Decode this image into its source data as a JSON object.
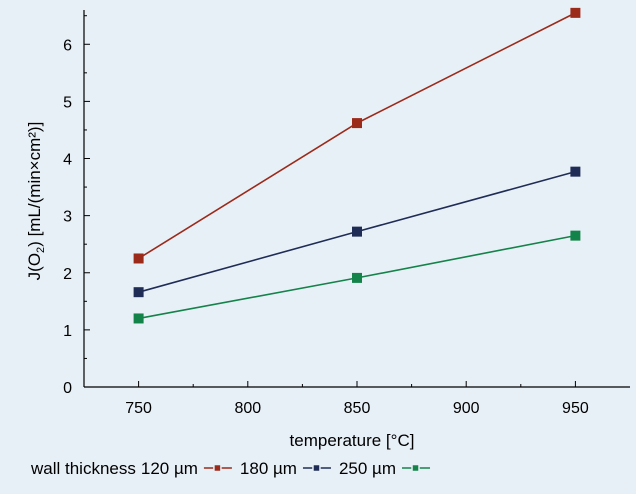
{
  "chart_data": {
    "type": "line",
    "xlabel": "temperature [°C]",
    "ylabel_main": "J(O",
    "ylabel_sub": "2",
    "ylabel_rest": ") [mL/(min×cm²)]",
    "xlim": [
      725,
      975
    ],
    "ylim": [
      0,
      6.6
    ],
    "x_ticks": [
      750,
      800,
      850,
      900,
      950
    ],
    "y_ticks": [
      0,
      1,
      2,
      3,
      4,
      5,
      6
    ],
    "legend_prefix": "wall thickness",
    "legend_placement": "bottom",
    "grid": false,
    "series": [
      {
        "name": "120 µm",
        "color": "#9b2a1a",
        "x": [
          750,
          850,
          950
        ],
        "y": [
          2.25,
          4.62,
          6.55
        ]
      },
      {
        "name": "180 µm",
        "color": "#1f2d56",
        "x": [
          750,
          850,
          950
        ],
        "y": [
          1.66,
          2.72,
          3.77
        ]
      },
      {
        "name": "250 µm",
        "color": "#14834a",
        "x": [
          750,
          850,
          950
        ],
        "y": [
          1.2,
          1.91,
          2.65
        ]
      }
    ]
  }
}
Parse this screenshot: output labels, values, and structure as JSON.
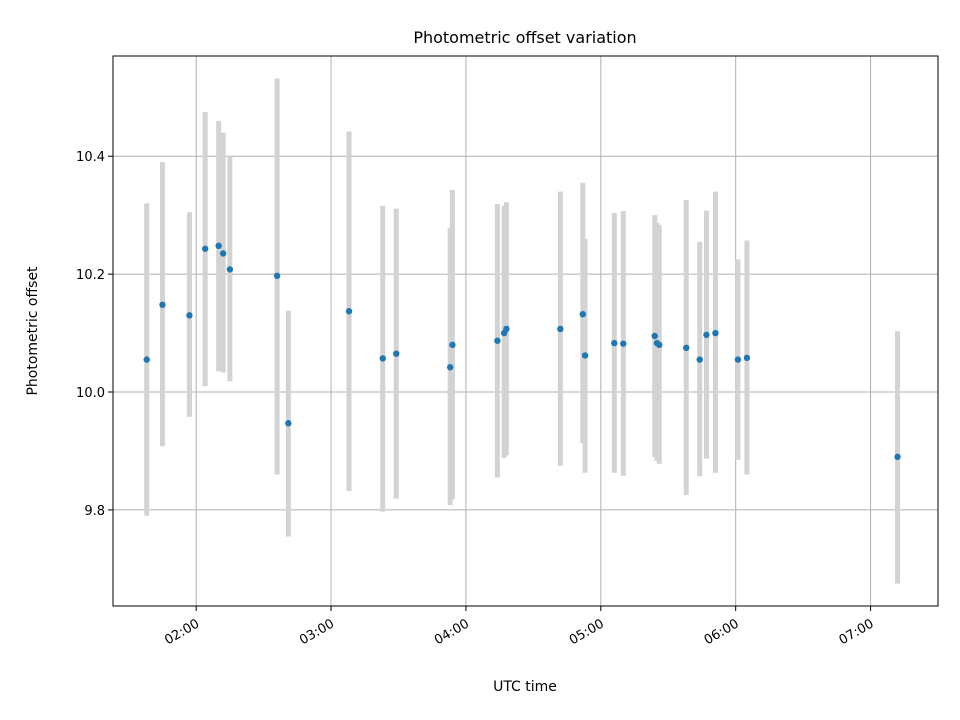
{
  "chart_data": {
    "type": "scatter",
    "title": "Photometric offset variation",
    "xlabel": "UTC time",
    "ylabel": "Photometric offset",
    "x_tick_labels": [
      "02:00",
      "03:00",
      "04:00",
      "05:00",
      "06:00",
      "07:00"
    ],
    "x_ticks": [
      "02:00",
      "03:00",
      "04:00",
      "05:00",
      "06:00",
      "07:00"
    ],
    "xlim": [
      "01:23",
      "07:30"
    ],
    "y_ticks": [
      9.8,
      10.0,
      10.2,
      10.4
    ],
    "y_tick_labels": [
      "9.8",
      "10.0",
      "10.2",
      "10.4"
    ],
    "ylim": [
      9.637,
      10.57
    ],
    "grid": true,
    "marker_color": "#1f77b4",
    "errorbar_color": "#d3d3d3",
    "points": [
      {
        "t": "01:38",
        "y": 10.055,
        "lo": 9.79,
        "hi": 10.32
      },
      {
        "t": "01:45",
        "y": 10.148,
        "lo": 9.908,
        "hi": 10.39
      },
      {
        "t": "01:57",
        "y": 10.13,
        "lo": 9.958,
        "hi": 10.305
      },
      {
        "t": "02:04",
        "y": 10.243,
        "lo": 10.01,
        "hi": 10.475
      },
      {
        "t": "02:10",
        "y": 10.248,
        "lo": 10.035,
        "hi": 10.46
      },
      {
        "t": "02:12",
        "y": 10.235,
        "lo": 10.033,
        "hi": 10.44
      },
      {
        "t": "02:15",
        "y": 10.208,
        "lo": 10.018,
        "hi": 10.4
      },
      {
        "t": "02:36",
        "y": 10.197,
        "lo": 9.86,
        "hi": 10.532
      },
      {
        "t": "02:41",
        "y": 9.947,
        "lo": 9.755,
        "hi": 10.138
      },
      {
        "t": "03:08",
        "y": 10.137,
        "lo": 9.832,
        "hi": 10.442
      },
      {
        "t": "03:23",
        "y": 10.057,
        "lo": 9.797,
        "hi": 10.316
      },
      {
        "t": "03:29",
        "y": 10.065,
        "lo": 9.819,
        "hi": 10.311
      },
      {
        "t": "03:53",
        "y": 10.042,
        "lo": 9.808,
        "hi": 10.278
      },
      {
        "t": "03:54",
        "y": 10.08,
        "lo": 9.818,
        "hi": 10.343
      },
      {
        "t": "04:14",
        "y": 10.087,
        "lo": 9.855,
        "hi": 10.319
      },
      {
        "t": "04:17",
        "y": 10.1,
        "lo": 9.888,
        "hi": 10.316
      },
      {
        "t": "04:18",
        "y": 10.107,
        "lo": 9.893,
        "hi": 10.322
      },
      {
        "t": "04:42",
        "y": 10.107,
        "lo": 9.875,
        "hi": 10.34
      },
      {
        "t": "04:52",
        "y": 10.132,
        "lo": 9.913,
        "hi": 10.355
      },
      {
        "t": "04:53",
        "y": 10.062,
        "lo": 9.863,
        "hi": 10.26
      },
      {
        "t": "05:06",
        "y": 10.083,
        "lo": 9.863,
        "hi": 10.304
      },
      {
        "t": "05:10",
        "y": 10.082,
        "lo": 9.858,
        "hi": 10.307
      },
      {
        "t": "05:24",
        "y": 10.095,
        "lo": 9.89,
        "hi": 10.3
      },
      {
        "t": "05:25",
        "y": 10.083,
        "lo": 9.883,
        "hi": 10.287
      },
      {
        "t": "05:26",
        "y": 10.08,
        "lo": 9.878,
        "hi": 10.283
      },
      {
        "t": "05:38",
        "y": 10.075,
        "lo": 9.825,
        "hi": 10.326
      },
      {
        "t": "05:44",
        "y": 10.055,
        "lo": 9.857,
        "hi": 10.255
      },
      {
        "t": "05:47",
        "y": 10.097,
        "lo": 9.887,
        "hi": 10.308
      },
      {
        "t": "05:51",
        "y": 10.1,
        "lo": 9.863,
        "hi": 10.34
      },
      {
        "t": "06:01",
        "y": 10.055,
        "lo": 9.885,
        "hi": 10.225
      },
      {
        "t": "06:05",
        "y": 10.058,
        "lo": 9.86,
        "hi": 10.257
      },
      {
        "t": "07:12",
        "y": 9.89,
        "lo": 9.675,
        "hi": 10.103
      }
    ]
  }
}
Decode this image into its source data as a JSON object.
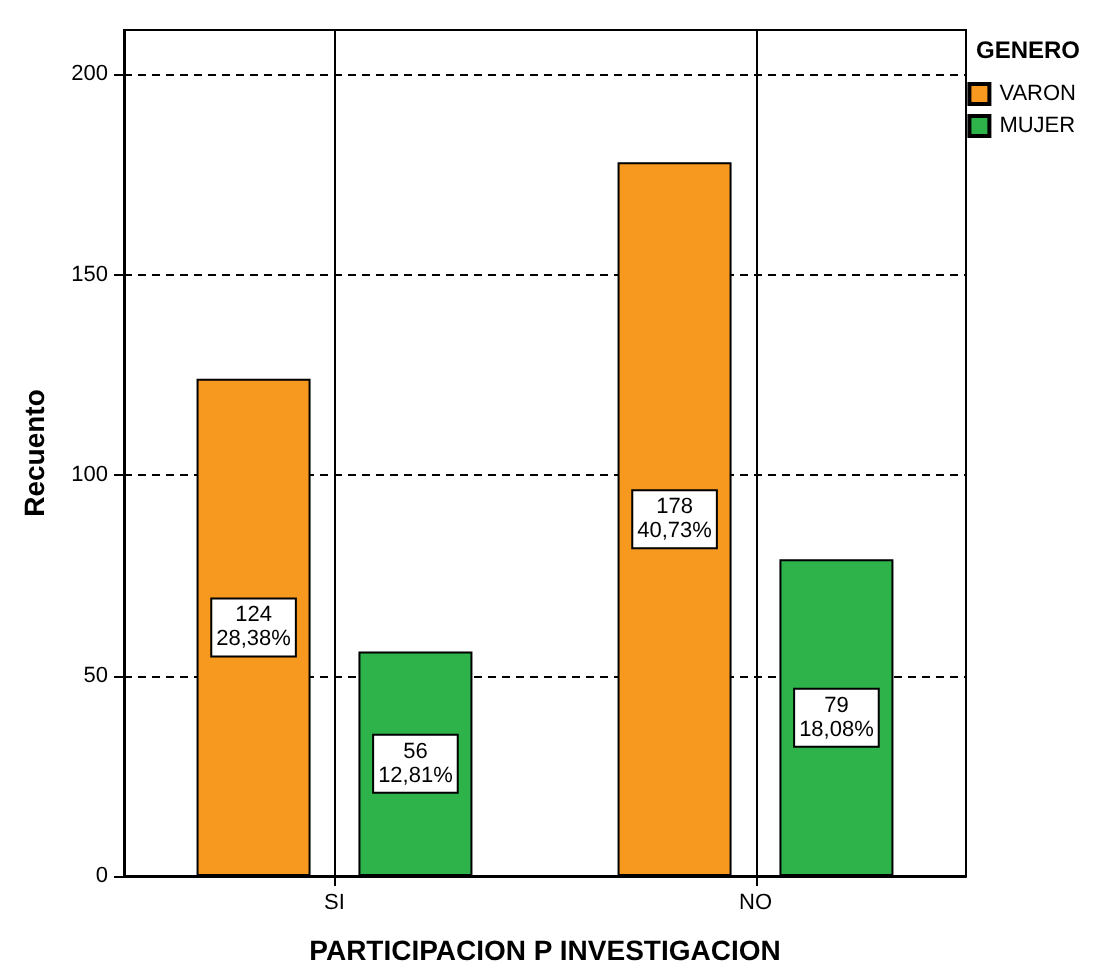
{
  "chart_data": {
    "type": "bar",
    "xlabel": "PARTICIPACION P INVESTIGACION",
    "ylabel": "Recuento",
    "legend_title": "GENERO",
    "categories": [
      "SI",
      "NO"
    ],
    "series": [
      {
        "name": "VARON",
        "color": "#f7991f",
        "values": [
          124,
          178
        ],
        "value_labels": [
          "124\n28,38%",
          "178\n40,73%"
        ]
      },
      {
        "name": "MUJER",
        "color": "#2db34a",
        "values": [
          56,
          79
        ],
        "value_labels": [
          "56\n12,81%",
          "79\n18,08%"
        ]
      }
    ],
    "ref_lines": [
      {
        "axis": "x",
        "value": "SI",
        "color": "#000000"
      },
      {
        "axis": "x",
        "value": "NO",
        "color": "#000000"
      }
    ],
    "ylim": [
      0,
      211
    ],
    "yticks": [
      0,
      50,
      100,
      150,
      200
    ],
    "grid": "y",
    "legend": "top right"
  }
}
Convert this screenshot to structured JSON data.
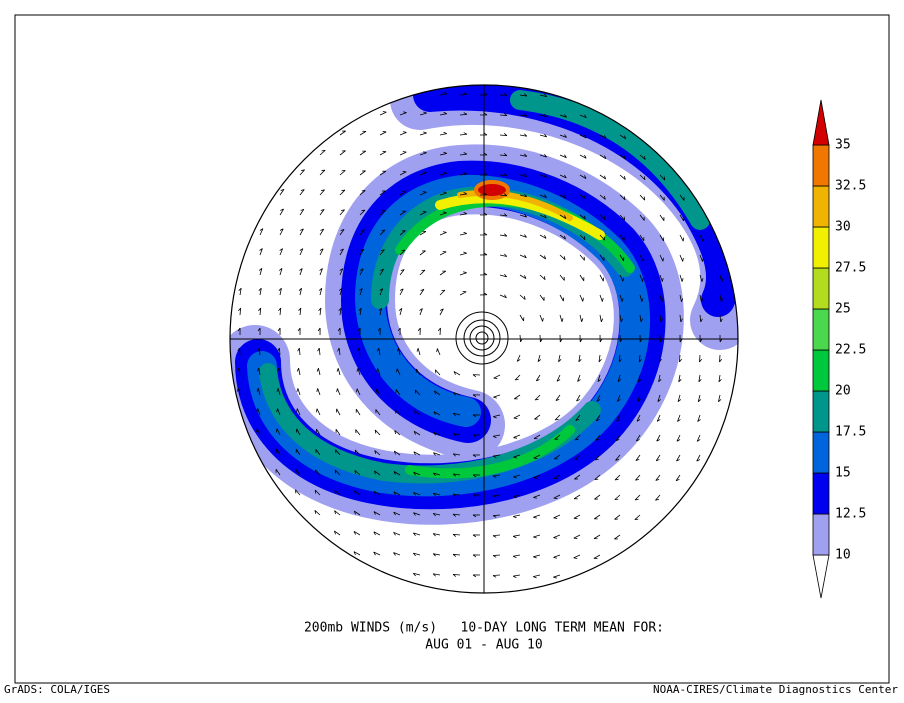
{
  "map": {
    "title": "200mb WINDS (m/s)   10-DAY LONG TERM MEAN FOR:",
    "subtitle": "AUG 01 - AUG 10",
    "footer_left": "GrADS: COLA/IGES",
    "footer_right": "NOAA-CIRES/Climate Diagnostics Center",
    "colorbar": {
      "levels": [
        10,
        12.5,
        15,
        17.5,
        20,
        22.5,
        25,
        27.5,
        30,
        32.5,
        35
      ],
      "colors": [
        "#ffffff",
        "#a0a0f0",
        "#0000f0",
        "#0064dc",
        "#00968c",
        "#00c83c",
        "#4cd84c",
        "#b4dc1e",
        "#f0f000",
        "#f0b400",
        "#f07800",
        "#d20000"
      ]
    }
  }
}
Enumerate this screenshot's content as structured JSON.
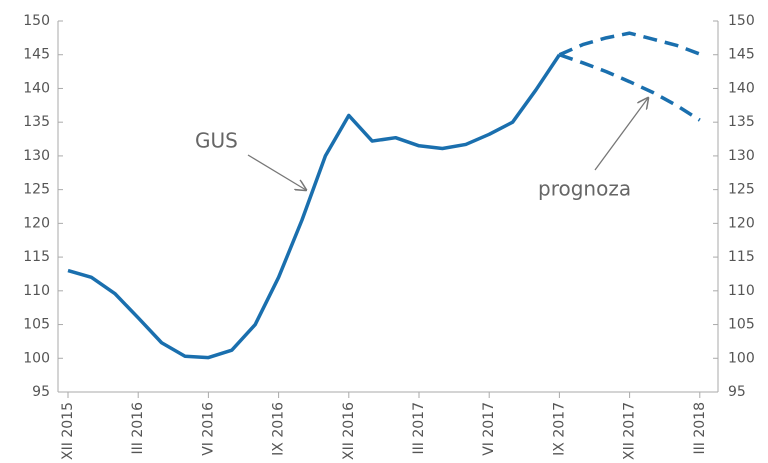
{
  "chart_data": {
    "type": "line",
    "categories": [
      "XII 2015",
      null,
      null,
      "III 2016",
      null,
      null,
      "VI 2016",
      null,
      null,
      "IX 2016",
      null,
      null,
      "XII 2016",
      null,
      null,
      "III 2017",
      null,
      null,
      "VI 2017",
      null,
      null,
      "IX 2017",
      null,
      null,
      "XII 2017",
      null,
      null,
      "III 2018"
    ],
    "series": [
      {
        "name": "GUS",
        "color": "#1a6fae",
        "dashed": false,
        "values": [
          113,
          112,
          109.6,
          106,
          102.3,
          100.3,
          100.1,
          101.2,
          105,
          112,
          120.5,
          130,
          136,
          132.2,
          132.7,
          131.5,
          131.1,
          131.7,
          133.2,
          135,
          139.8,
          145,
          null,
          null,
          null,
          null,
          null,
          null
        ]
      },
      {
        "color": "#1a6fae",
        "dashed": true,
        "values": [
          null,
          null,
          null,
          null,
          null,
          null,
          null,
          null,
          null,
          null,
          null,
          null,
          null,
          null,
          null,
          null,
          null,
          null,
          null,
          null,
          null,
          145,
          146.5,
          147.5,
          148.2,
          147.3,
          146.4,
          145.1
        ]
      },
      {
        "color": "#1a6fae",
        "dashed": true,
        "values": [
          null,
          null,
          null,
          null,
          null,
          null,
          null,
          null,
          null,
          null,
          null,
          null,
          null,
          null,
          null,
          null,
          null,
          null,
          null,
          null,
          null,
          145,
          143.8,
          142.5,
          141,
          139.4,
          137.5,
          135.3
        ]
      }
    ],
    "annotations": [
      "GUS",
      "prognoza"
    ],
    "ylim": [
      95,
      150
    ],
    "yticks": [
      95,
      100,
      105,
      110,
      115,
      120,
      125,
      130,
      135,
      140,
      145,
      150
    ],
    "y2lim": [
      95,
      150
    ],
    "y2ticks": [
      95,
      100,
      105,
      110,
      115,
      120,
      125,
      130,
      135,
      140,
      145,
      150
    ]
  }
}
========
** WHAT THE TASK REQUIRES **
State how many lines include the string "screenshot", and nothing more.

** CORRECT RESPONSE **
3